Work to be completed: From the entries below, gather every line containing the string "began".
◇ ◇ ◇ ◇ ◇ ◇ ◇
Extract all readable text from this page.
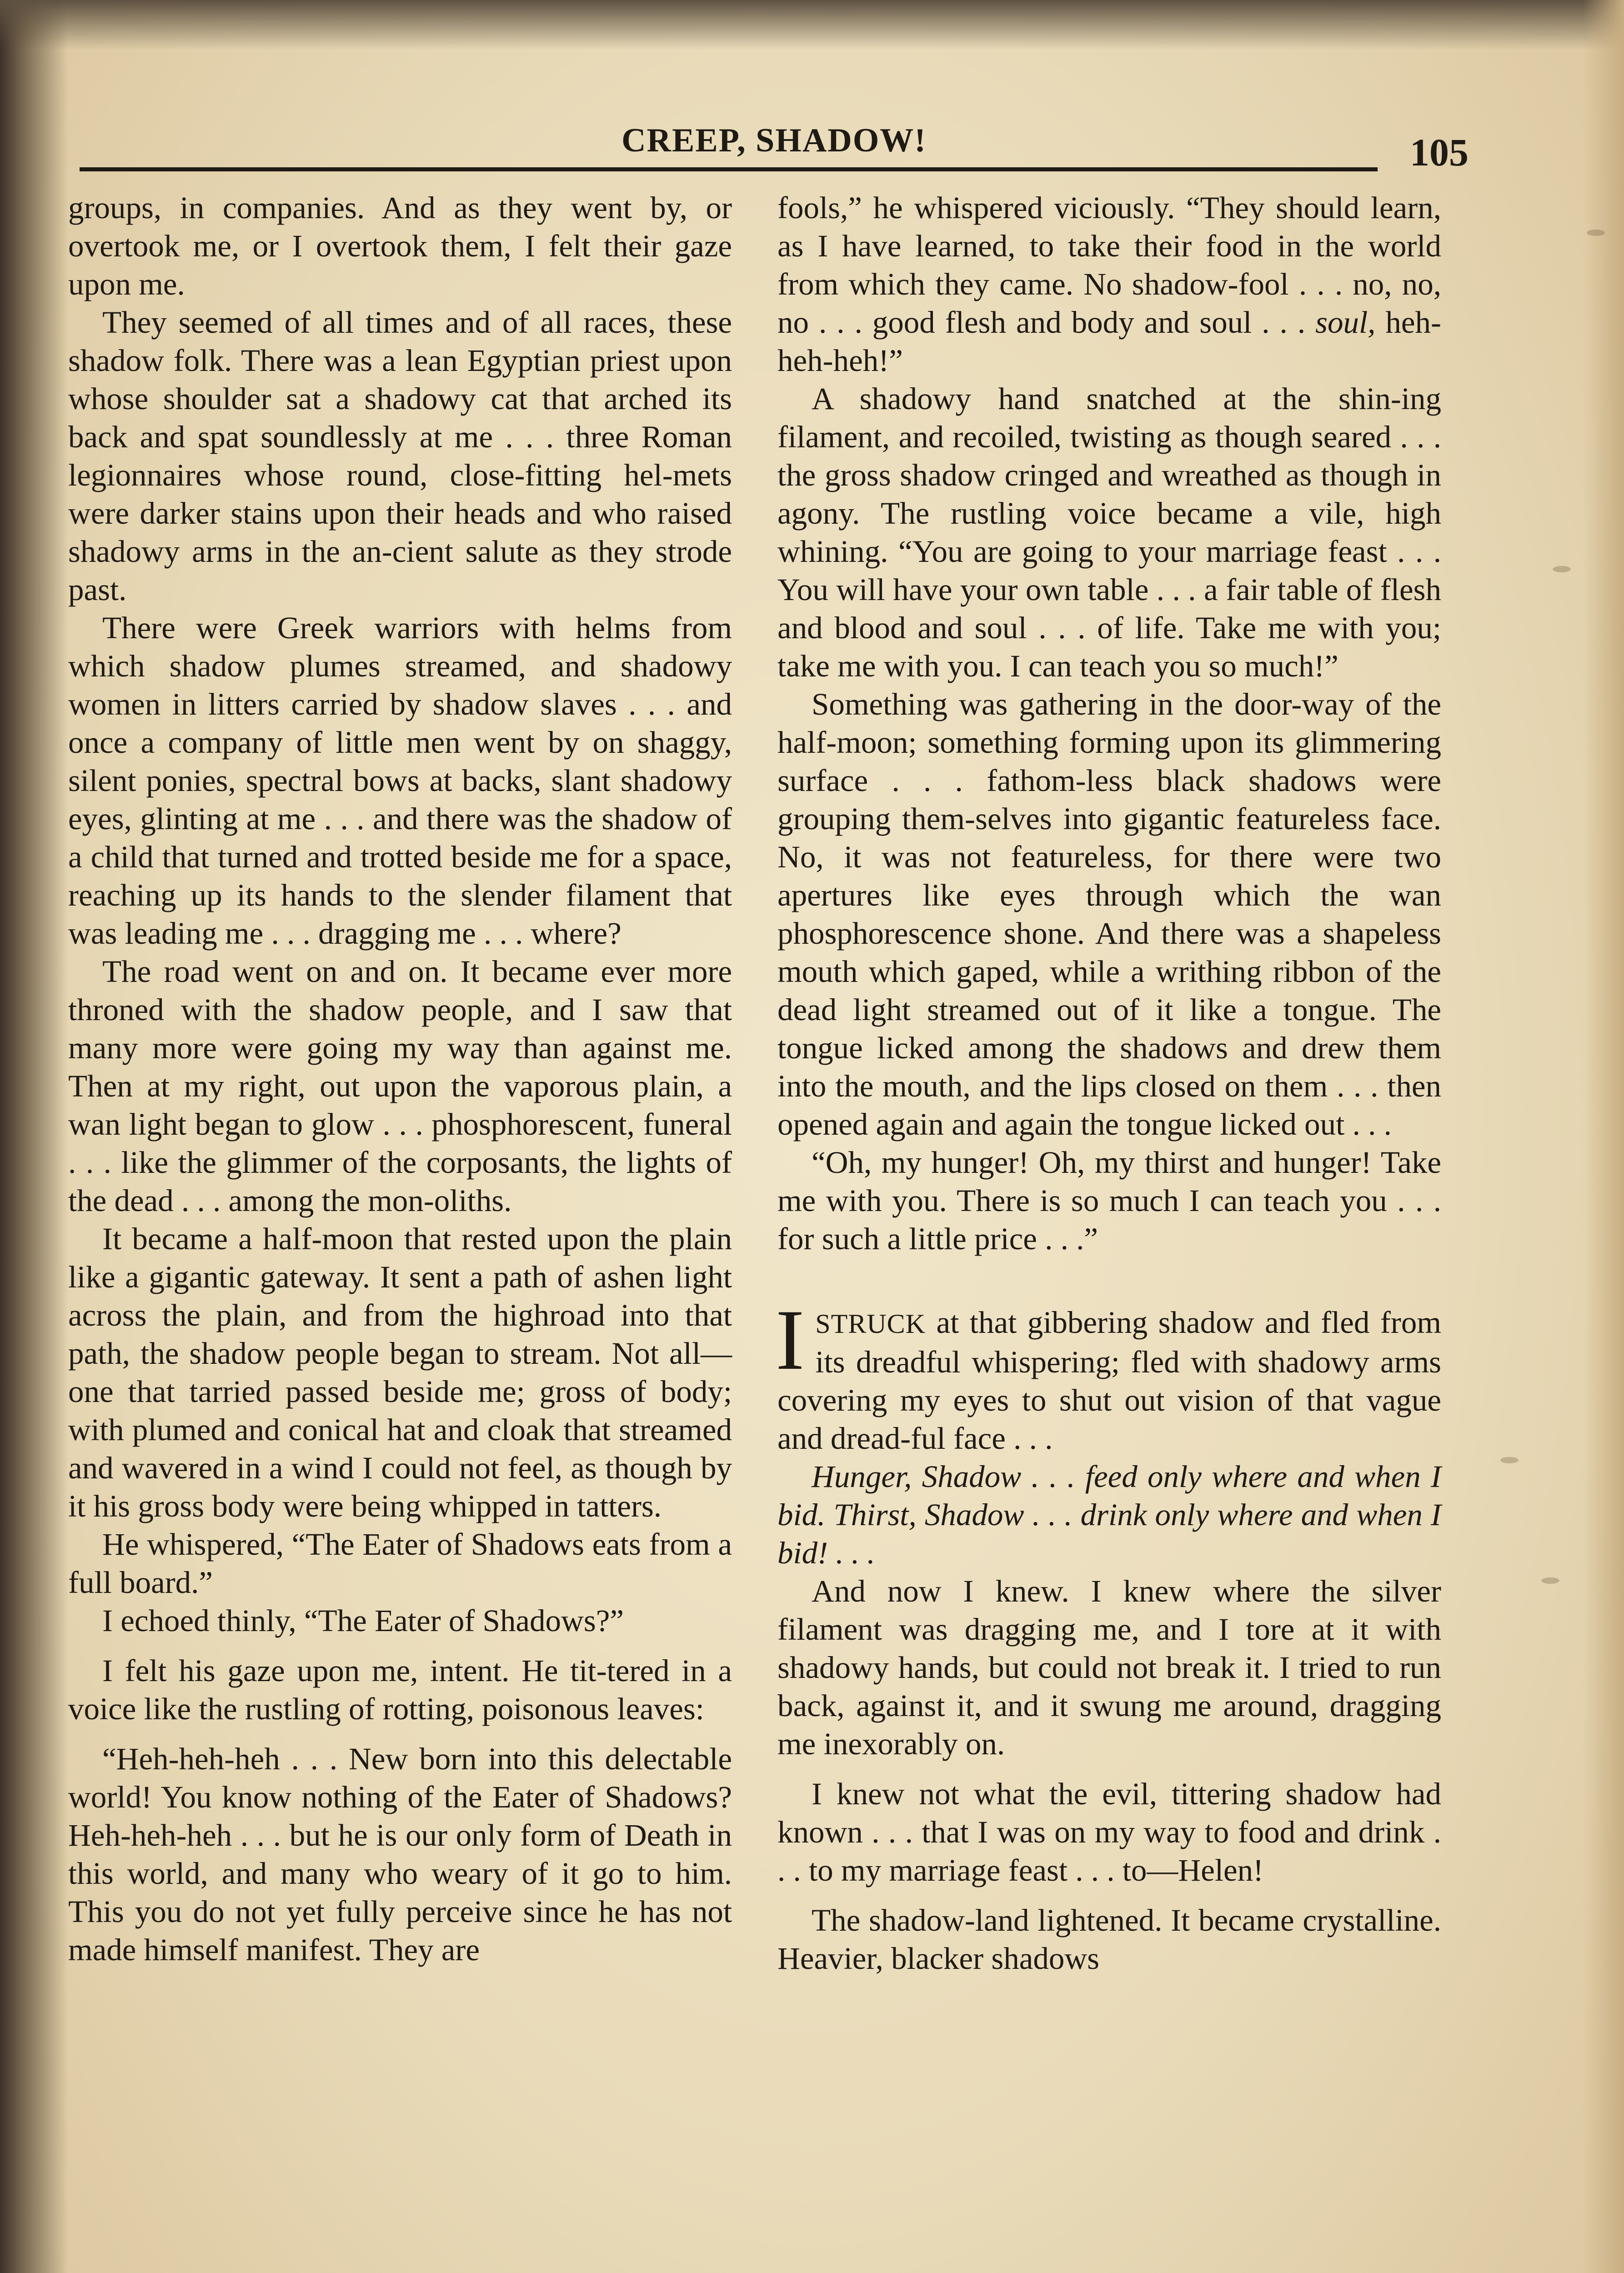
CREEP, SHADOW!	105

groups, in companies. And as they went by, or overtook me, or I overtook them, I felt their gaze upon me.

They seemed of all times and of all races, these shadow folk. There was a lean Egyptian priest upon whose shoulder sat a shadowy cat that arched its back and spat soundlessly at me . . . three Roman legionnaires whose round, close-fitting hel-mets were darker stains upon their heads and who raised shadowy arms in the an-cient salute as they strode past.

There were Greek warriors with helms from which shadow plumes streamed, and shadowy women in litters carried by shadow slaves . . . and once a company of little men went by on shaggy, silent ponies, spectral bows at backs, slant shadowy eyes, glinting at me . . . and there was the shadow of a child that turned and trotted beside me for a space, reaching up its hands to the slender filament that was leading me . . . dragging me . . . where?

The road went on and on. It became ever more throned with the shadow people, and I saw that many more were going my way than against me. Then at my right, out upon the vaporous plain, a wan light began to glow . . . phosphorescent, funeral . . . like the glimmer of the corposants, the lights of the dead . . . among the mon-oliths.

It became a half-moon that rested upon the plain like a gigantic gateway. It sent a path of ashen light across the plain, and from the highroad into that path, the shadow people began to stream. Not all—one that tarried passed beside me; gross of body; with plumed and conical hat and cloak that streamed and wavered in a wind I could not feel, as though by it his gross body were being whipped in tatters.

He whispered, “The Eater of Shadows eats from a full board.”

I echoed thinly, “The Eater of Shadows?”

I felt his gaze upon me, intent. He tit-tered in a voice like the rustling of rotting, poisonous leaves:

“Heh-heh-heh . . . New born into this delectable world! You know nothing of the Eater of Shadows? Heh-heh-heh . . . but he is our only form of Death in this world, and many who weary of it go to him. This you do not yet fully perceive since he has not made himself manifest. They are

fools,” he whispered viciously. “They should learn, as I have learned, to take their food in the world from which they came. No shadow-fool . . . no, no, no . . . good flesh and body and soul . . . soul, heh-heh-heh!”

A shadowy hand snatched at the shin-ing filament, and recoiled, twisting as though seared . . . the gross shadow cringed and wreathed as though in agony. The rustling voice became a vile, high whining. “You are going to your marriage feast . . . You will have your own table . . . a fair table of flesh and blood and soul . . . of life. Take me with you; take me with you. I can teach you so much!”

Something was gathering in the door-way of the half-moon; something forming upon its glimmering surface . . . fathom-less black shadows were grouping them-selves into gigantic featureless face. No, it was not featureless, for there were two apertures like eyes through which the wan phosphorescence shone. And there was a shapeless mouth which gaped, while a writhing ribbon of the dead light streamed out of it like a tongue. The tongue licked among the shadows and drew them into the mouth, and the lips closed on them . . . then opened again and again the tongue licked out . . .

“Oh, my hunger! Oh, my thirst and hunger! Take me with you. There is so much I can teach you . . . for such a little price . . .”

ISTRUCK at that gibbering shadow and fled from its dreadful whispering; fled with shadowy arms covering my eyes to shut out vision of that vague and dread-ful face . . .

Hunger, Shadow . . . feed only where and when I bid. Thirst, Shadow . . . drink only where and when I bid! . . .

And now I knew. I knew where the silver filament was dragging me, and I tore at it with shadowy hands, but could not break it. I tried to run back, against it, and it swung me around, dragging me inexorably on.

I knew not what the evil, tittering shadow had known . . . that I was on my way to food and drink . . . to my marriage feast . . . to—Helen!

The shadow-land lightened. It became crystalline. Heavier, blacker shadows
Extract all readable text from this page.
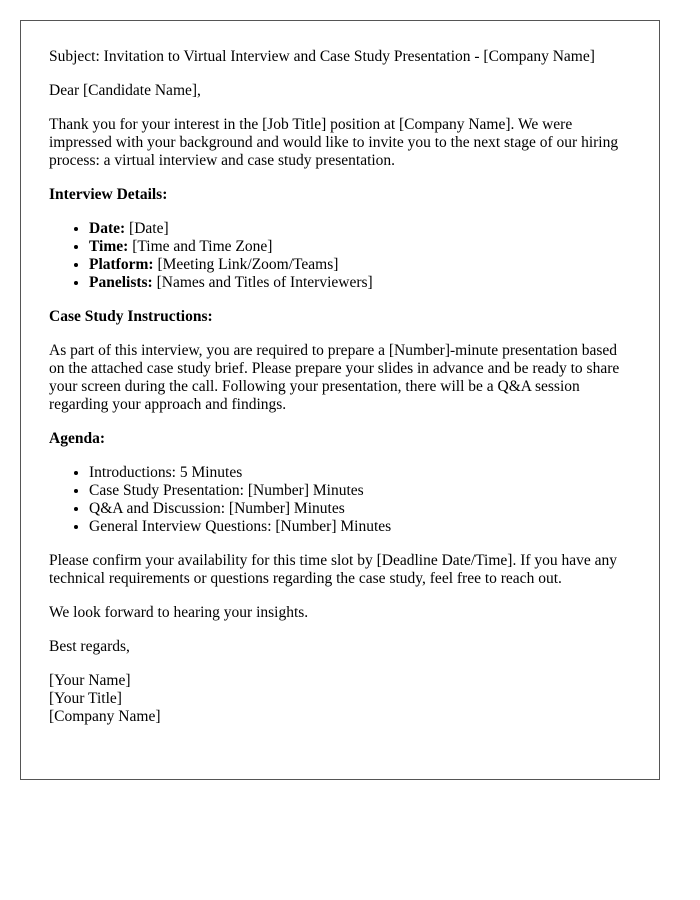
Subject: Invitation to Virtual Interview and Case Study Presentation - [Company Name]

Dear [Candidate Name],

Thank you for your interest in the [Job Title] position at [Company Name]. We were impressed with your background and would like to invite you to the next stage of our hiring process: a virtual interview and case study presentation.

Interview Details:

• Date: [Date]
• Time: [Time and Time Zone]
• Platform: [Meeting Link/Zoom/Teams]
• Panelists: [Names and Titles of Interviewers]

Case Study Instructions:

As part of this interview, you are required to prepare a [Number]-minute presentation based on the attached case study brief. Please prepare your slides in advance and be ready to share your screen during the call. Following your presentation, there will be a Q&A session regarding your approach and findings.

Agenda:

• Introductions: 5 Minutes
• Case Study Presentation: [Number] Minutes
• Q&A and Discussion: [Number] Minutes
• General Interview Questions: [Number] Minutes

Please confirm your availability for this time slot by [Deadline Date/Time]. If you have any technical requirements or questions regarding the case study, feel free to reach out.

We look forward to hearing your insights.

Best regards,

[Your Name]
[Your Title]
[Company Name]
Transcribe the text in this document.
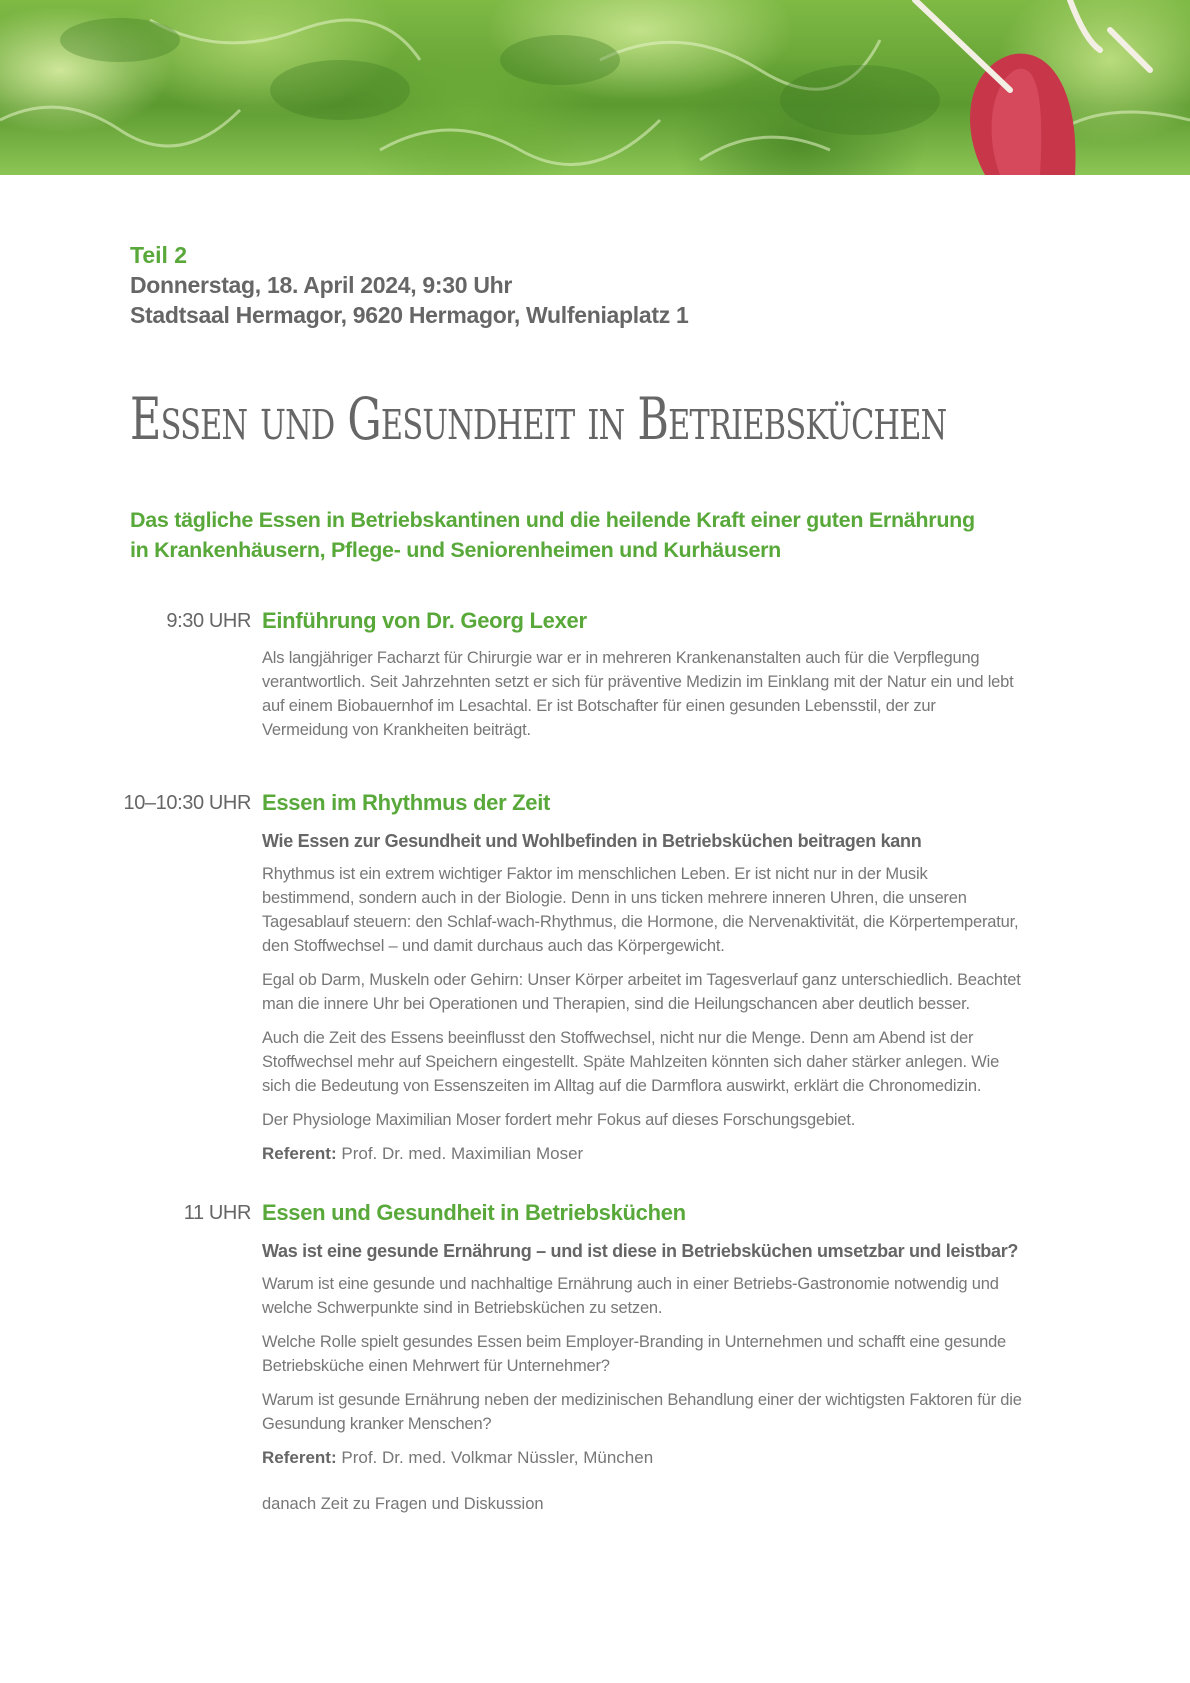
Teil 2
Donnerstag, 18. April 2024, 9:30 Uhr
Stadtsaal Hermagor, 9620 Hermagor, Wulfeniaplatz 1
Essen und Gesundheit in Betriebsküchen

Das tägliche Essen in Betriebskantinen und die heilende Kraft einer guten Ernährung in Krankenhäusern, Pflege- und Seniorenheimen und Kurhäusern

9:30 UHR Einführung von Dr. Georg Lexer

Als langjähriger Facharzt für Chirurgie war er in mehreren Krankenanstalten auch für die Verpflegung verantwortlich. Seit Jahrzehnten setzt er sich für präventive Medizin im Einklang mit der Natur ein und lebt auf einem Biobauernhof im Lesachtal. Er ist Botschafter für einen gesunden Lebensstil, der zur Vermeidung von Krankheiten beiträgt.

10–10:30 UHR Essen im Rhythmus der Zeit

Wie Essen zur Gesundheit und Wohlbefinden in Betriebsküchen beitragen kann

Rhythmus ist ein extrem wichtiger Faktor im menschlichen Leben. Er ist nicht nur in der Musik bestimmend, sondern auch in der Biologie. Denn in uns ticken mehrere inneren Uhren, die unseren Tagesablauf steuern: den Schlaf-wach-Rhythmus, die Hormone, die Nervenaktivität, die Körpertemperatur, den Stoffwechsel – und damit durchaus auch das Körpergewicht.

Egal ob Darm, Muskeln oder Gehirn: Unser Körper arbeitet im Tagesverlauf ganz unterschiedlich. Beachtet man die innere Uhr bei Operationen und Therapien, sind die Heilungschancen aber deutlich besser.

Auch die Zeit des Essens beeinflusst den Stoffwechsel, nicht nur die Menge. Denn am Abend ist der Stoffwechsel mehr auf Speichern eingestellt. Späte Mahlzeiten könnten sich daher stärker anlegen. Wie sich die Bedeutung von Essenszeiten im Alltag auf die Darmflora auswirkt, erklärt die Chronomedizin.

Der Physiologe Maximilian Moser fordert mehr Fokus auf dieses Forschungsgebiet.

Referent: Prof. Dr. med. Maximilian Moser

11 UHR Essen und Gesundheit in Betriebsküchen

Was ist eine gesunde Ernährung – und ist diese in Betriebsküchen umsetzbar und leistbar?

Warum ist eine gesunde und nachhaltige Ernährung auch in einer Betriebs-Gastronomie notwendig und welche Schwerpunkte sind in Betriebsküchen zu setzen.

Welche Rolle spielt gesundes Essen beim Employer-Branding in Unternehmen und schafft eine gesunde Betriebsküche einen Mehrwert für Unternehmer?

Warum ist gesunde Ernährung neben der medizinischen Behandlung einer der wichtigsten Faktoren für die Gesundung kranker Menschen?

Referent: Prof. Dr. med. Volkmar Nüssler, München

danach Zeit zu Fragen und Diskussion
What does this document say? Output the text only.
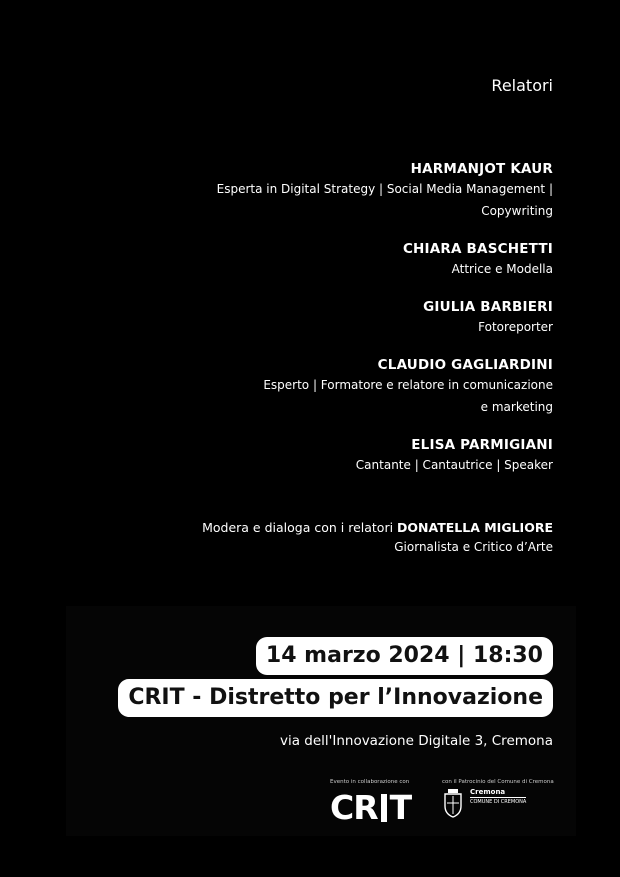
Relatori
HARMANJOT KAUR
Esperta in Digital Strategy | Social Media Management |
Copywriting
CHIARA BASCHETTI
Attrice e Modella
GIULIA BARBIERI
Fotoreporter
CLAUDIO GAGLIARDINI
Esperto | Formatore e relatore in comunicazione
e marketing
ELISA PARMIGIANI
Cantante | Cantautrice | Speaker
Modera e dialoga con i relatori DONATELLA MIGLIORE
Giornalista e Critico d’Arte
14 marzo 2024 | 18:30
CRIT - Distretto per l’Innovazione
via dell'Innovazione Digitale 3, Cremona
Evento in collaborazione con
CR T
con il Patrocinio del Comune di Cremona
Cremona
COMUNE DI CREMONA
◇ ◇ ◇ ◇ ◇ ◇ ◇
Response to this task:
The road went on and on. It became ever more throned with the shadow people, and I saw that many more were going my way than against me. Then at my right, out upon the vaporous plain, a wan light began to glow . . . phosphorescent, funeral . . . like the glimmer of the corposants, the lights of the dead . . . among the mon-oliths.
It became a half-moon that rested upon the plain like a gigantic gateway. It sent a path of ashen light across the plain, and from the highroad into that path, the shadow people began to stream. Not all—one that tarried passed beside me; gross of body; with plumed and conical hat and cloak that streamed and wavered in a wind I could not feel, as though by it his gross body were being whipped in tatters.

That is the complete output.